-- Exercise --
Collect all the lines that mention the word "chức".

Dataset entries
========
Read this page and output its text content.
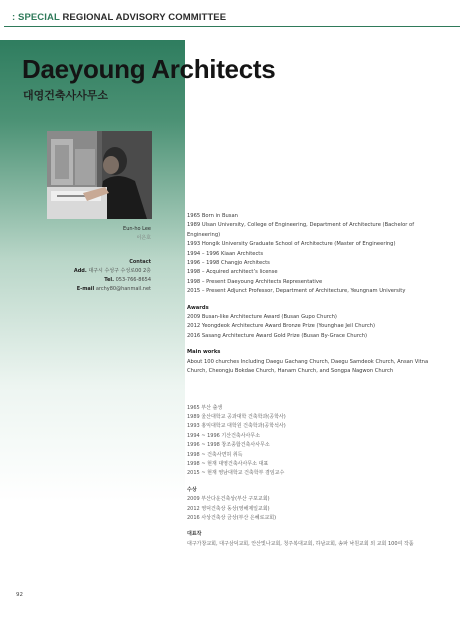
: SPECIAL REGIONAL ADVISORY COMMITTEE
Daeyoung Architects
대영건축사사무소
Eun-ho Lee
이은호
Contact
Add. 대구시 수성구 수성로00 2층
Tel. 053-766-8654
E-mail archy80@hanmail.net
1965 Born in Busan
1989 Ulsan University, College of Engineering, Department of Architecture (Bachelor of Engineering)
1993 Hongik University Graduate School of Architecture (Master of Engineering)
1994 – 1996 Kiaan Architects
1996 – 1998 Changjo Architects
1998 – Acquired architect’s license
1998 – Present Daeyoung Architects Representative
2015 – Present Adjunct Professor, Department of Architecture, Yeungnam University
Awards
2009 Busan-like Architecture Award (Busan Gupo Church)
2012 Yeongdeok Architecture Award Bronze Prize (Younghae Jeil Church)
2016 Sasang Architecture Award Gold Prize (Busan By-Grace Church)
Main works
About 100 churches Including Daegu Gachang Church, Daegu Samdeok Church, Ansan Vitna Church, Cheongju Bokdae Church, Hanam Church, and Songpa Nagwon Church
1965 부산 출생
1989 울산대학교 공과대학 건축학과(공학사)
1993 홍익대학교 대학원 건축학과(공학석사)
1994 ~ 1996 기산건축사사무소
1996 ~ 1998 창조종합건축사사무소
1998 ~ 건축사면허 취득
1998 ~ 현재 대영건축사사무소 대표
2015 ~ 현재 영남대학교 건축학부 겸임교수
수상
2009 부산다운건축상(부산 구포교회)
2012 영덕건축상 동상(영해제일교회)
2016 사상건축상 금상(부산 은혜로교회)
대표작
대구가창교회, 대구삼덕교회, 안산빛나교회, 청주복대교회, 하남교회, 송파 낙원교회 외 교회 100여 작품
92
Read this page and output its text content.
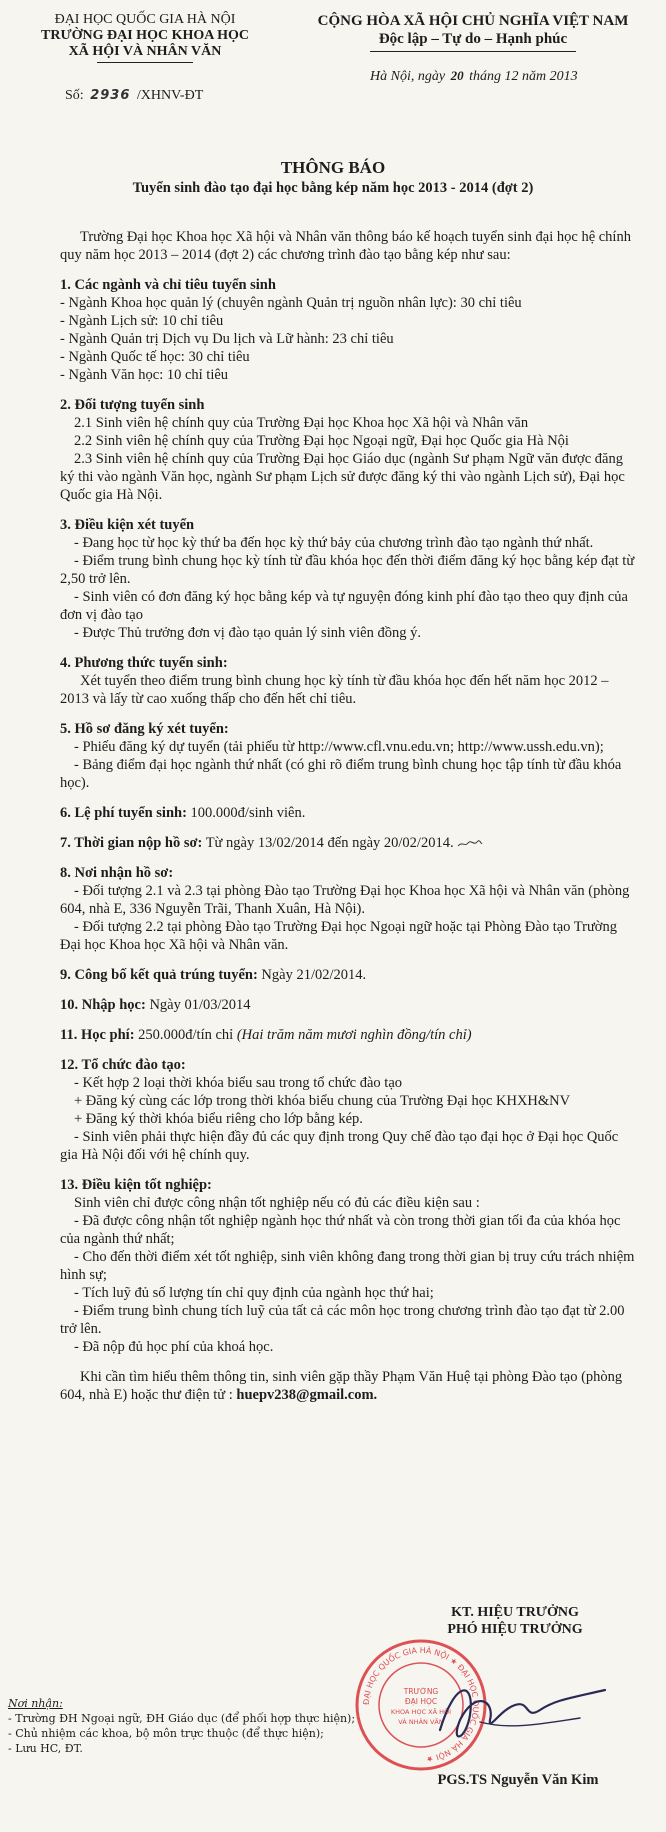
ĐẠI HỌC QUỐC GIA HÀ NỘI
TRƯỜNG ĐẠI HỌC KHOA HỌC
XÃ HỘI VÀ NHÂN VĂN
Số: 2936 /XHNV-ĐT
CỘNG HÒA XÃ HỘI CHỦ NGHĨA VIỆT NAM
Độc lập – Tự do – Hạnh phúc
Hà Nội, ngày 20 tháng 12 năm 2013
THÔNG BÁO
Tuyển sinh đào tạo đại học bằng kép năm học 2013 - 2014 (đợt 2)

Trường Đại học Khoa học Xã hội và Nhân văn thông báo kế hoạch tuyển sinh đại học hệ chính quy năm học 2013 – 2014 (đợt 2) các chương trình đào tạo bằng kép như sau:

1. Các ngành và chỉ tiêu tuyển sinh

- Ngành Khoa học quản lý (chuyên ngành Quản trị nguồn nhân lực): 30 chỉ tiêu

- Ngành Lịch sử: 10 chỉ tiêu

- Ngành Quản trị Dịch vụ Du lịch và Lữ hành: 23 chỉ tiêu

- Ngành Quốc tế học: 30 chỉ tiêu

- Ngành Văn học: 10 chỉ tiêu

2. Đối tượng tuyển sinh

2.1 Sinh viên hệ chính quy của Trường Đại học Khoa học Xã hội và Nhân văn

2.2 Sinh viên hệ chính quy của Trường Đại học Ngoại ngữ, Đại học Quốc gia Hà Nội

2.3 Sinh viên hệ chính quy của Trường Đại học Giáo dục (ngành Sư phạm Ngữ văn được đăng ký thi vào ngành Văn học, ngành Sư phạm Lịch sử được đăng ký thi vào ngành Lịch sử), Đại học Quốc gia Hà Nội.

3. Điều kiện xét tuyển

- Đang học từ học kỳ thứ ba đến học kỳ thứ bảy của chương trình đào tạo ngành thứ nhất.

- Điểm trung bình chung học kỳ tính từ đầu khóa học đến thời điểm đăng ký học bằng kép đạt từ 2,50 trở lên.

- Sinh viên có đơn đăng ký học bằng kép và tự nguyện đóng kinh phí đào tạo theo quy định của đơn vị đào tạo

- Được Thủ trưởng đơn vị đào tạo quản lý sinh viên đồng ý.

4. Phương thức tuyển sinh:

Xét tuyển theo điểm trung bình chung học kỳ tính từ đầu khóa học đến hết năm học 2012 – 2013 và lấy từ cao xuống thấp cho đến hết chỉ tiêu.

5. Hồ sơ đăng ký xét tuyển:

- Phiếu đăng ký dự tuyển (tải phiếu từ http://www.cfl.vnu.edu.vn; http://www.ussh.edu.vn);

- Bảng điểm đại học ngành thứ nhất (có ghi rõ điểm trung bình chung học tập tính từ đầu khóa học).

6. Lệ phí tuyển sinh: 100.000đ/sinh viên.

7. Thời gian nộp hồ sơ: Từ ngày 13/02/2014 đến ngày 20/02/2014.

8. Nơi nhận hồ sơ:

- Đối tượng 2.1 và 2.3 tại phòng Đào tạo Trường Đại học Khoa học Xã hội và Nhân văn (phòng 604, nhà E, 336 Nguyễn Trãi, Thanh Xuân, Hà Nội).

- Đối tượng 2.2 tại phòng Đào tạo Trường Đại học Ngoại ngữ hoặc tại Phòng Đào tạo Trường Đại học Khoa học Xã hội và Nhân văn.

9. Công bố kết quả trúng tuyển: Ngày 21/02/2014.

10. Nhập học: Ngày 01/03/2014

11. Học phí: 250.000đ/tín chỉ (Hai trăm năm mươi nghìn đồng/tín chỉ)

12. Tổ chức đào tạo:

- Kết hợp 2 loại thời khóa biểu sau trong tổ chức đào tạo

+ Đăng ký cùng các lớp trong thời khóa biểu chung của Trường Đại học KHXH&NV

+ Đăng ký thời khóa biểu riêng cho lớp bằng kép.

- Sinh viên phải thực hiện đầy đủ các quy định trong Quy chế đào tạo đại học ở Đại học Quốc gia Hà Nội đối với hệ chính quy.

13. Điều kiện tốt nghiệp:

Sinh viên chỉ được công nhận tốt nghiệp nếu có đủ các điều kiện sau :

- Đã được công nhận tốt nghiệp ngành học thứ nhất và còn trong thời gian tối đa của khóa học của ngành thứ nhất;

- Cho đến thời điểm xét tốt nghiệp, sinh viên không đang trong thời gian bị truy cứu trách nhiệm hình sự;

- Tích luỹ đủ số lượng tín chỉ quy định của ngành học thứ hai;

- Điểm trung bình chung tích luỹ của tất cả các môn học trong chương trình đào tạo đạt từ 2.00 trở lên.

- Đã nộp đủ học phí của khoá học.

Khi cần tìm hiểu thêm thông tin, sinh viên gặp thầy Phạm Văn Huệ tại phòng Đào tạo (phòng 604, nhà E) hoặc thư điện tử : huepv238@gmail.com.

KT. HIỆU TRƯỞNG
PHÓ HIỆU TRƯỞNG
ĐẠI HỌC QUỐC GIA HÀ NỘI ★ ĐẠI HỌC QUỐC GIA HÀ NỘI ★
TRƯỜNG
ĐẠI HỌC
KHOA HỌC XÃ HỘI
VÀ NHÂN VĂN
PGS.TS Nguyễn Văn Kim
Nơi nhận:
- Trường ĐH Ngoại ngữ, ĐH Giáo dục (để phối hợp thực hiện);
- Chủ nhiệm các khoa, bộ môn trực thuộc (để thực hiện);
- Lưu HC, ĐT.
========
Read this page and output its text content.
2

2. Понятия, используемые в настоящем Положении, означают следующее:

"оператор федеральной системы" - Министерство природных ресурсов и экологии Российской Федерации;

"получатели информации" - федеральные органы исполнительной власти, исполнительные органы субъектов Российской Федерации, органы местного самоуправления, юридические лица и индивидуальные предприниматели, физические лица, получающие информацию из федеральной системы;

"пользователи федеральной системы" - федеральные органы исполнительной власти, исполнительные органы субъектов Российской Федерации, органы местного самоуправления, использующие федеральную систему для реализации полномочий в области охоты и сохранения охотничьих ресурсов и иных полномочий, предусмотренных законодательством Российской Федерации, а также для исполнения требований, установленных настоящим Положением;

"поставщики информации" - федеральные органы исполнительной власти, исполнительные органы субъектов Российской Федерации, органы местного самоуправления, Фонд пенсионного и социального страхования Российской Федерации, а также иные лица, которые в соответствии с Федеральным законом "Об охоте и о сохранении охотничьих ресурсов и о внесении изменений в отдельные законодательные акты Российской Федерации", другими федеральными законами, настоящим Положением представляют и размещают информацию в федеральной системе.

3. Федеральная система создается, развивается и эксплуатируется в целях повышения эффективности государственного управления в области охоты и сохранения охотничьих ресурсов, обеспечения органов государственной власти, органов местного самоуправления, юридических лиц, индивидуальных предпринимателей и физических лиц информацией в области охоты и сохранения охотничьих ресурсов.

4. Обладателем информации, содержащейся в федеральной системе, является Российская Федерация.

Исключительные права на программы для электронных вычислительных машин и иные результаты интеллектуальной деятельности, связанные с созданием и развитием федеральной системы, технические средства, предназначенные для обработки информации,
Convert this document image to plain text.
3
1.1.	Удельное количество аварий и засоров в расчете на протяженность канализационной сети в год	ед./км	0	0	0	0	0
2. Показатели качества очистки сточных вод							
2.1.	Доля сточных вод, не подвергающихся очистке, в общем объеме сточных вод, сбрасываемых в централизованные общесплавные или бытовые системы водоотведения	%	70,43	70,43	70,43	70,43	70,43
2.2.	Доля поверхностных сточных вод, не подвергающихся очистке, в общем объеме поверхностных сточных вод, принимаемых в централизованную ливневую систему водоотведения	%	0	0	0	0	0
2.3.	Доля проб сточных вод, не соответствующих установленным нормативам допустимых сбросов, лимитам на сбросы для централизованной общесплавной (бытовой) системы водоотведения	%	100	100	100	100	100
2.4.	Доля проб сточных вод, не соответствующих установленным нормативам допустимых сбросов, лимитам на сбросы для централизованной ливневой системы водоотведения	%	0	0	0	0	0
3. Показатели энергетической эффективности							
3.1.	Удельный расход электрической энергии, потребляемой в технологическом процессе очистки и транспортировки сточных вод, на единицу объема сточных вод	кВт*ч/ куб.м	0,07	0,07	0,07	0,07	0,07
========
-- Exercise response --
12. Tổ chức đào tạo:
- Kết hợp 2 loại thời khóa biểu sau trong tổ chức đào tạo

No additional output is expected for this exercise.